CHALLENGE - Output each entry verbatim and exclude every picture from it.

Items from a figure collection:
»»

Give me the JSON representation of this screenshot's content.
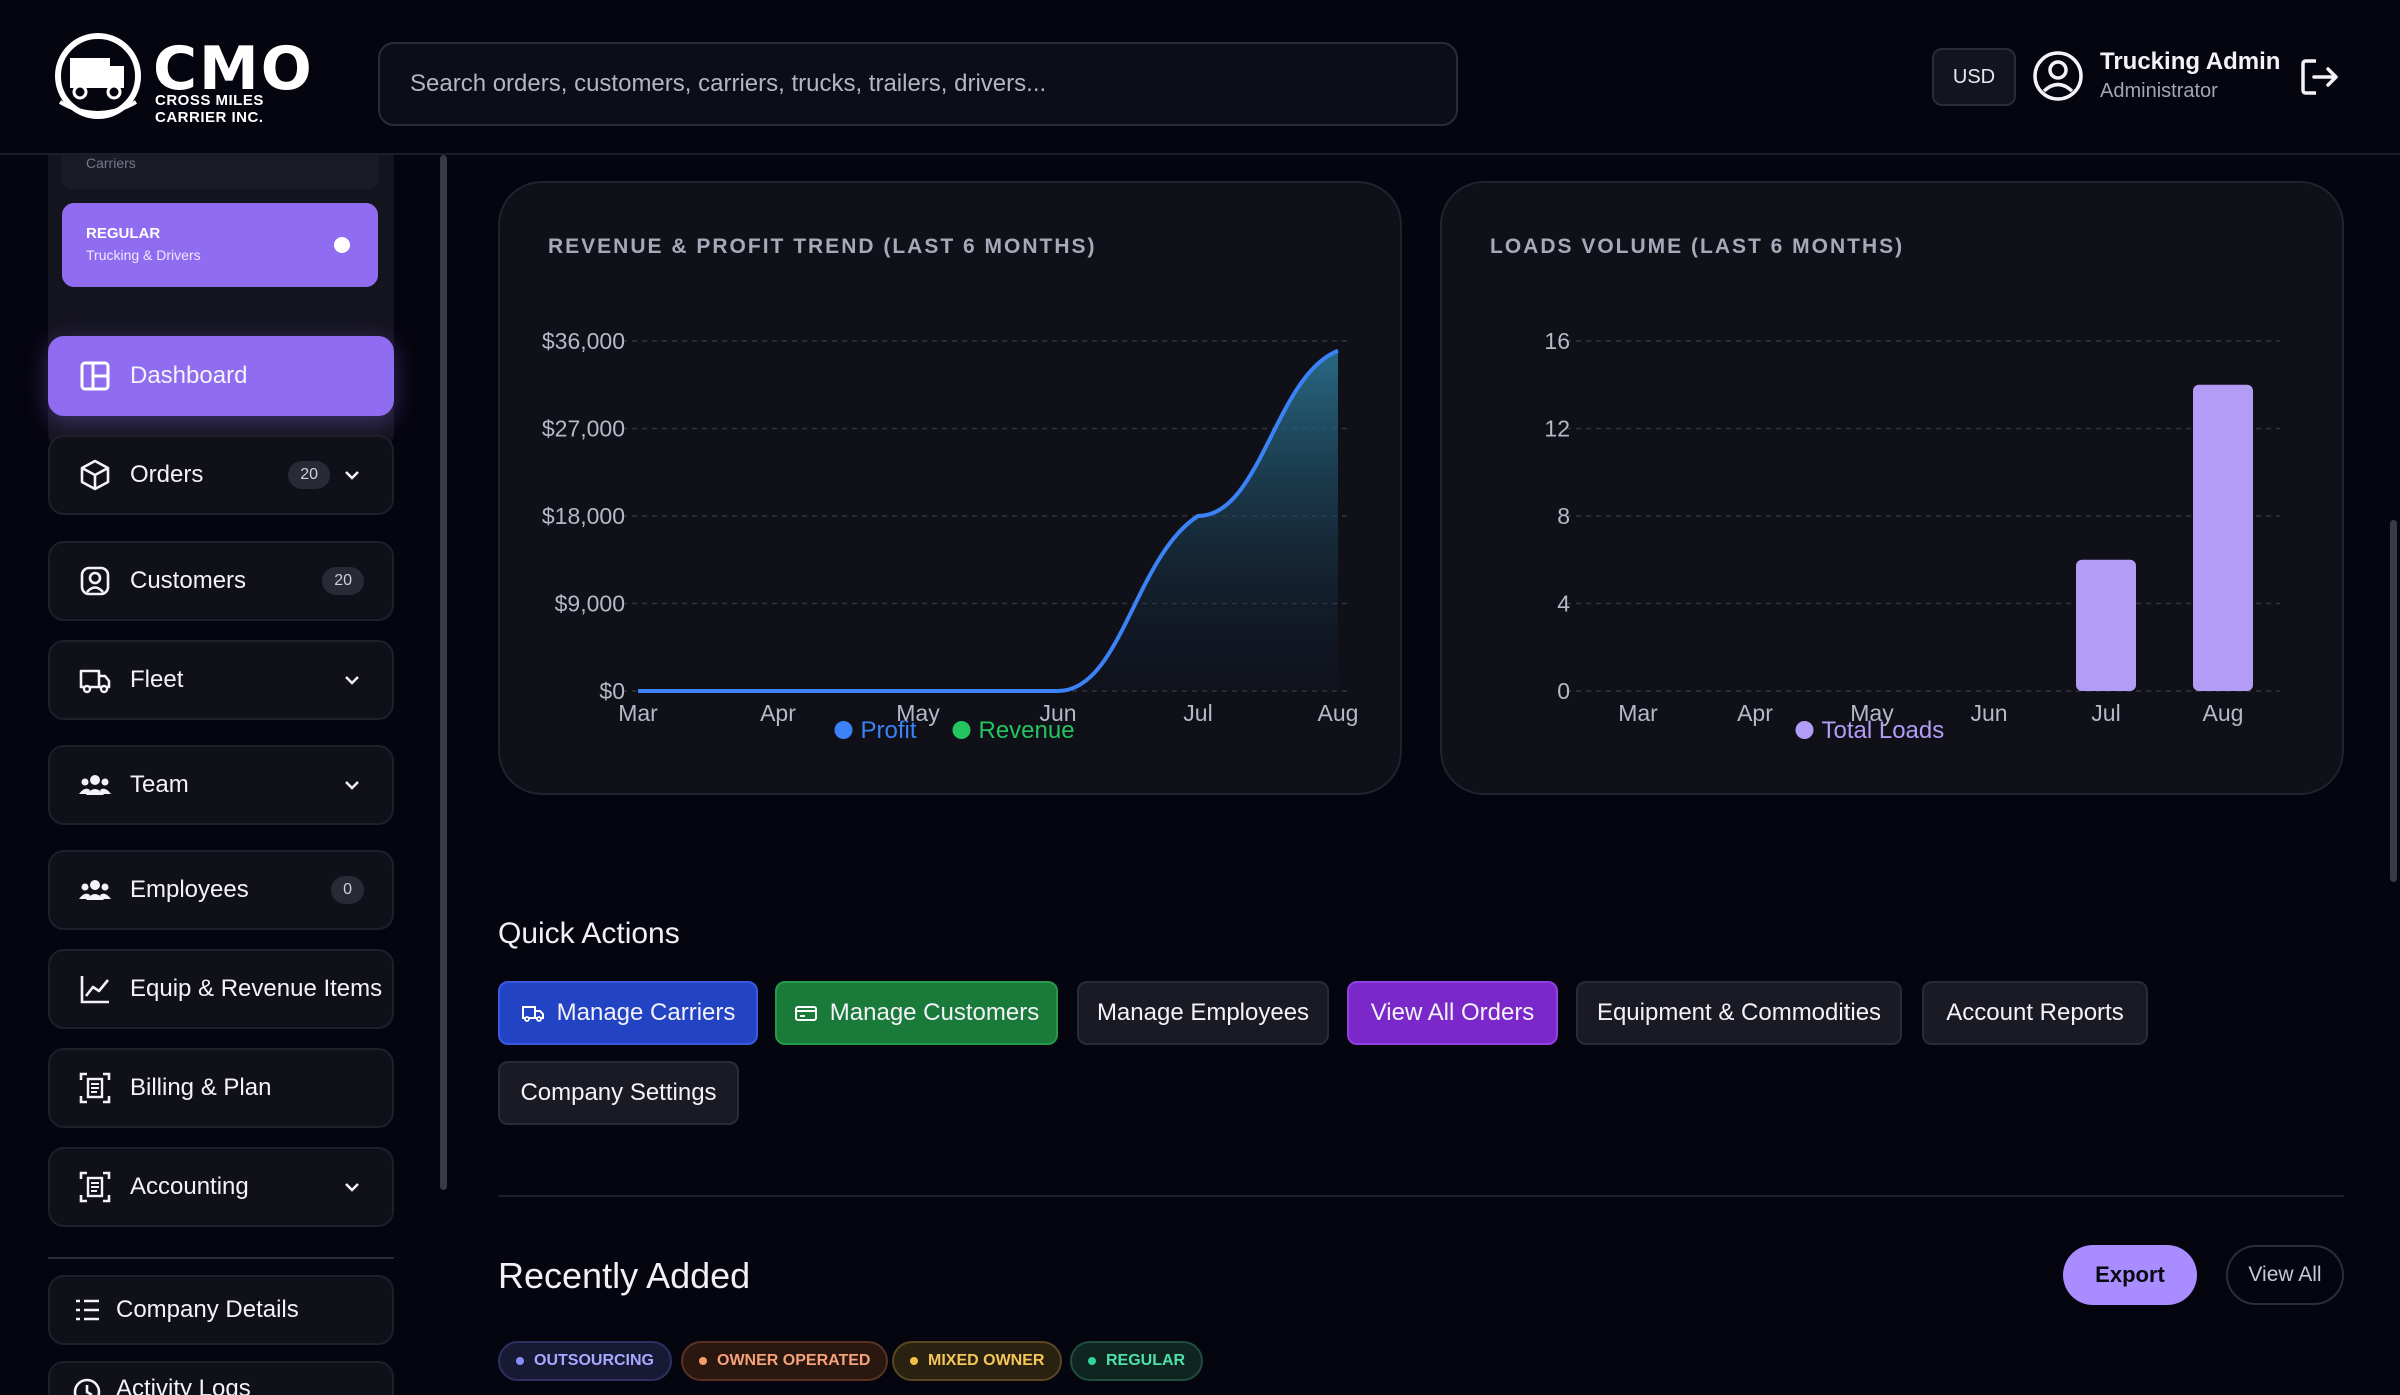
{
  "header": {
    "logo_text": "CMO",
    "logo_subtitle": "CROSS MILES CARRIER INC.",
    "search_placeholder": "Search orders, customers, carriers, trucks, trailers, drivers...",
    "currency": "USD",
    "user_name": "Trucking Admin",
    "user_role": "Administrator"
  },
  "sidebar": {
    "segment_top_label": "Carriers",
    "segment_regular": {
      "title": "REGULAR",
      "subtitle": "Trucking & Drivers"
    },
    "items": [
      {
        "label": "Dashboard",
        "icon": "dashboard-icon",
        "active": true
      },
      {
        "label": "Orders",
        "icon": "box-icon",
        "badge": "20",
        "chevron": true
      },
      {
        "label": "Customers",
        "icon": "user-circle-icon",
        "badge": "20"
      },
      {
        "label": "Fleet",
        "icon": "truck-icon",
        "chevron": true
      },
      {
        "label": "Team",
        "icon": "users-icon",
        "chevron": true
      },
      {
        "label": "Employees",
        "icon": "users-icon",
        "badge": "0"
      },
      {
        "label": "Equip & Revenue Items",
        "icon": "chart-line-icon"
      },
      {
        "label": "Billing & Plan",
        "icon": "receipt-icon"
      },
      {
        "label": "Accounting",
        "icon": "receipt-icon",
        "chevron": true
      },
      {
        "label": "Company Details",
        "icon": "list-icon"
      },
      {
        "label": "Activity Logs",
        "icon": "history-icon"
      }
    ]
  },
  "revenue_chart": {
    "title": "REVENUE & PROFIT TREND (LAST 6 MONTHS)",
    "legend": [
      "Profit",
      "Revenue"
    ],
    "colors": {
      "profit": "#3b82f6",
      "revenue": "#22c55e"
    }
  },
  "loads_chart": {
    "title": "LOADS VOLUME (LAST 6 MONTHS)",
    "legend": [
      "Total Loads"
    ],
    "color": "#b39cf5"
  },
  "chart_data": [
    {
      "type": "area",
      "title": "REVENUE & PROFIT TREND (LAST 6 MONTHS)",
      "categories": [
        "Mar",
        "Apr",
        "May",
        "Jun",
        "Jul",
        "Aug"
      ],
      "y_tick_labels": [
        "$0",
        "$9,000",
        "$18,000",
        "$27,000",
        "$36,000"
      ],
      "ylim": [
        0,
        36000
      ],
      "series": [
        {
          "name": "Profit",
          "values": [
            0,
            0,
            0,
            0,
            18000,
            35000
          ]
        },
        {
          "name": "Revenue",
          "values": [
            0,
            0,
            0,
            0,
            18000,
            35000
          ]
        }
      ],
      "legend_position": "bottom",
      "grid": true
    },
    {
      "type": "bar",
      "title": "LOADS VOLUME (LAST 6 MONTHS)",
      "categories": [
        "Mar",
        "Apr",
        "May",
        "Jun",
        "Jul",
        "Aug"
      ],
      "y_tick_labels": [
        "0",
        "4",
        "8",
        "12",
        "16"
      ],
      "ylim": [
        0,
        16
      ],
      "series": [
        {
          "name": "Total Loads",
          "values": [
            0,
            0,
            0,
            0,
            6,
            14
          ]
        }
      ],
      "legend_position": "bottom",
      "grid": true
    }
  ],
  "quick_actions": {
    "title": "Quick Actions",
    "buttons": [
      {
        "label": "Manage Carriers",
        "color": "#2343c5"
      },
      {
        "label": "Manage Customers",
        "color": "#1a7a3a"
      },
      {
        "label": "Manage Employees"
      },
      {
        "label": "View All Orders",
        "color": "#7a28c9"
      },
      {
        "label": "Equipment & Commodities"
      },
      {
        "label": "Account Reports"
      },
      {
        "label": "Company Settings"
      }
    ]
  },
  "recently_added": {
    "title": "Recently Added",
    "export_label": "Export",
    "view_all_label": "View All",
    "tags": [
      {
        "label": "OUTSOURCING",
        "color": "#8b8ff5"
      },
      {
        "label": "OWNER OPERATED",
        "color": "#f59e6b"
      },
      {
        "label": "MIXED OWNER",
        "color": "#f5c04a"
      },
      {
        "label": "REGULAR",
        "color": "#34d399"
      }
    ]
  }
}
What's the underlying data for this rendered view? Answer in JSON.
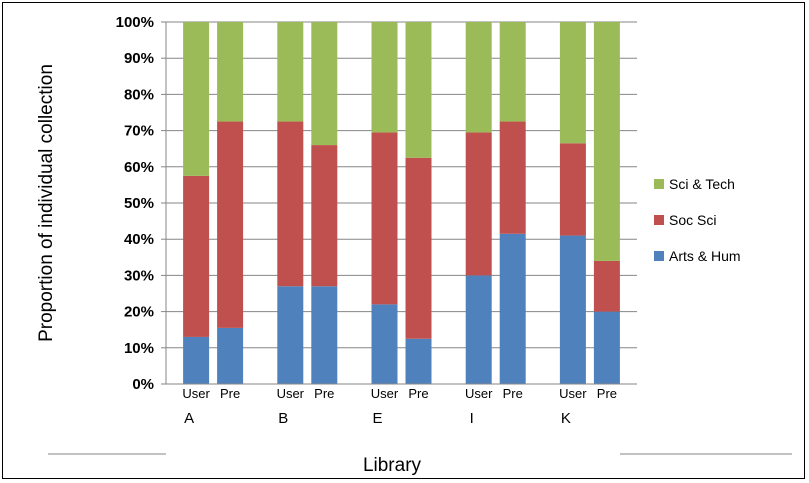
{
  "chart_data": {
    "type": "bar",
    "stacked": true,
    "percent_stacked": true,
    "xlabel": "Library",
    "ylabel": "Proportion of individual collection",
    "ylim": [
      0,
      100
    ],
    "y_ticks": [
      "0%",
      "10%",
      "20%",
      "30%",
      "40%",
      "50%",
      "60%",
      "70%",
      "80%",
      "90%",
      "100%"
    ],
    "groups": [
      "A",
      "B",
      "E",
      "I",
      "K"
    ],
    "subcategories": [
      "User",
      "Pre"
    ],
    "series": [
      {
        "name": "Arts & Hum",
        "color": "#4f81bd",
        "values": [
          13,
          15.5,
          27,
          27,
          22,
          12.5,
          30,
          41.5,
          41,
          20
        ]
      },
      {
        "name": "Soc Sci",
        "color": "#c0504d",
        "values": [
          44.5,
          57,
          45.5,
          39,
          47.5,
          50,
          39.5,
          31,
          25.5,
          14
        ]
      },
      {
        "name": "Sci & Tech",
        "color": "#9bbb59",
        "values": [
          42.5,
          27.5,
          27.5,
          34,
          30.5,
          37.5,
          30.5,
          27.5,
          33.5,
          66
        ]
      }
    ],
    "legend": {
      "position": "right",
      "entries": [
        "Sci & Tech",
        "Soc Sci",
        "Arts & Hum"
      ]
    },
    "grid": true
  }
}
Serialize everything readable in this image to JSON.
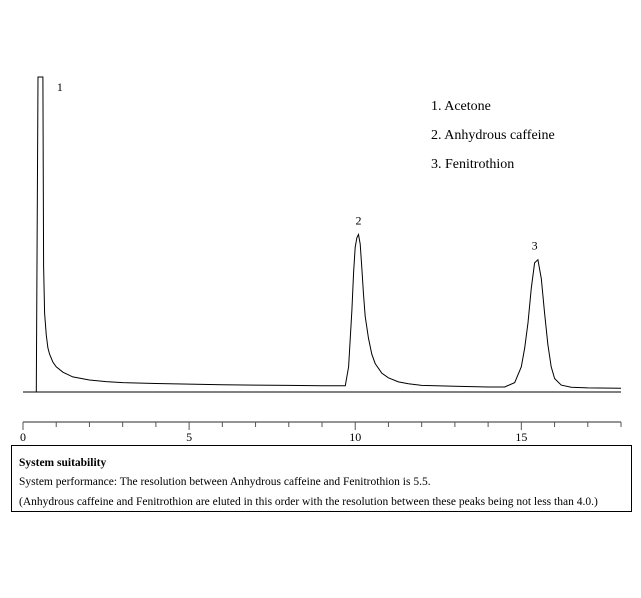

««

CORRECT RESULT -
Give me the JSON representation of this screenshot's content.
{
  "header": {
    "logo_text": "CMO",
    "logo_subtitle": "CROSS MILES CARRIER INC.",
    "search_placeholder": "Search orders, customers, carriers, trucks, trailers, drivers...",
    "currency": "USD",
    "user_name": "Trucking Admin",
    "user_role": "Administrator"
  },
  "sidebar": {
    "segment_top_label": "Carriers",
    "segment_regular": {
      "title": "REGULAR",
      "subtitle": "Trucking & Drivers"
    },
    "items": [
      {
        "label": "Dashboard",
        "icon": "dashboard-icon",
        "active": true
      },
      {
        "label": "Orders",
        "icon": "box-icon",
        "badge": "20",
        "chevron": true
      },
      {
        "label": "Customers",
        "icon": "user-circle-icon",
        "badge": "20"
      },
      {
        "label": "Fleet",
        "icon": "truck-icon",
        "chevron": true
      },
      {
        "label": "Team",
        "icon": "users-icon",
        "chevron": true
      },
      {
        "label": "Employees",
        "icon": "users-icon",
        "badge": "0"
      },
      {
        "label": "Equip & Revenue Items",
        "icon": "chart-line-icon"
      },
      {
        "label": "Billing & Plan",
        "icon": "receipt-icon"
      },
      {
        "label": "Accounting",
        "icon": "receipt-icon",
        "chevron": true
      },
      {
        "label": "Company Details",
        "icon": "list-icon"
      },
      {
        "label": "Activity Logs",
        "icon": "history-icon"
      }
    ]
  },
  "revenue_chart": {
    "title": "REVENUE & PROFIT TREND (LAST 6 MONTHS)",
    "legend": [
      "Profit",
      "Revenue"
    ],
    "colors": {
      "profit": "#3b82f6",
      "revenue": "#22c55e"
    }
  },
  "loads_chart": {
    "title": "LOADS VOLUME (LAST 6 MONTHS)",
    "legend": [
      "Total Loads"
    ],
    "color": "#b39cf5"
  },
  "chart_data": [
    {
      "type": "area",
      "title": "REVENUE & PROFIT TREND (LAST 6 MONTHS)",
      "categories": [
        "Mar",
        "Apr",
        "May",
        "Jun",
        "Jul",
        "Aug"
      ],
      "y_tick_labels": [
        "$0",
        "$9,000",
        "$18,000",
        "$27,000",
        "$36,000"
      ],
      "ylim": [
        0,
        36000
      ],
      "series": [
        {
          "name": "Profit",
          "values": [
            0,
            0,
            0,
            0,
            18000,
            35000
          ]
        },
        {
          "name": "Revenue",
          "values": [
            0,
            0,
            0,
            0,
            18000,
            35000
          ]
        }
      ],
      "legend_position": "bottom",
      "grid": true
    },
    {
      "type": "bar",
      "title": "LOADS VOLUME (LAST 6 MONTHS)",
      "categories": [
        "Mar",
        "Apr",
        "May",
        "Jun",
        "Jul",
        "Aug"
      ],
      "y_tick_labels": [
        "0",
        "4",
        "8",
        "12",
        "16"
      ],
      "ylim": [
        0,
        16
      ],
      "series": [
        {
          "name": "Total Loads",
          "values": [
            0,
            0,
            0,
            0,
            6,
            14
          ]
        }
      ],
      "legend_position": "bottom",
      "grid": true
    }
  ],
  "quick_actions": {
    "title": "Quick Actions",
    "buttons": [
      {
        "label": "Manage Carriers",
        "color": "#2343c5"
      },
      {
        "label": "Manage Customers",
        "color": "#1a7a3a"
      },
      {
        "label": "Manage Employees"
      },
      {
        "label": "View All Orders",
        "color": "#7a28c9"
      },
      {
        "label": "Equipment & Commodities"
      },
      {
        "label": "Account Reports"
      },
      {
        "label": "Company Settings"
      }
    ]
  },
  "recently_added": {
    "title": "Recently Added",
    "export_label": "Export",
    "view_all_label": "View All",
    "tags": [
      {
        "label": "OUTSOURCING",
        "color": "#8b8ff5"
      },
      {
        "label": "OWNER OPERATED",
        "color": "#f59e6b"
      },
      {
        "label": "MIXED OWNER",
        "color": "#f5c04a"
      },
      {
        "label": "REGULAR",
        "color": "#34d399"
      }
    ]
  }
}
What's the underlying data for this rendered view? Answer in JSON.
{
  "chart_data": {
    "type": "bar",
    "stacked": true,
    "percent_stacked": true,
    "xlabel": "Library",
    "ylabel": "Proportion of individual collection",
    "ylim": [
      0,
      100
    ],
    "y_ticks": [
      "0%",
      "10%",
      "20%",
      "30%",
      "40%",
      "50%",
      "60%",
      "70%",
      "80%",
      "90%",
      "100%"
    ],
    "groups": [
      "A",
      "B",
      "E",
      "I",
      "K"
    ],
    "subcategories": [
      "User",
      "Pre"
    ],
    "series": [
      {
        "name": "Arts & Hum",
        "color": "#4f81bd",
        "values": [
          13,
          15.5,
          27,
          27,
          22,
          12.5,
          30,
          41.5,
          41,
          20
        ]
      },
      {
        "name": "Soc Sci",
        "color": "#c0504d",
        "values": [
          44.5,
          57,
          45.5,
          39,
          47.5,
          50,
          39.5,
          31,
          25.5,
          14
        ]
      },
      {
        "name": "Sci & Tech",
        "color": "#9bbb59",
        "values": [
          42.5,
          27.5,
          27.5,
          34,
          30.5,
          37.5,
          30.5,
          27.5,
          33.5,
          66
        ]
      }
    ],
    "legend": {
      "position": "right",
      "entries": [
        "Sci & Tech",
        "Soc Sci",
        "Arts & Hum"
      ]
    },
    "grid": true
  }
}
Serialize everything readable in this image to JSON.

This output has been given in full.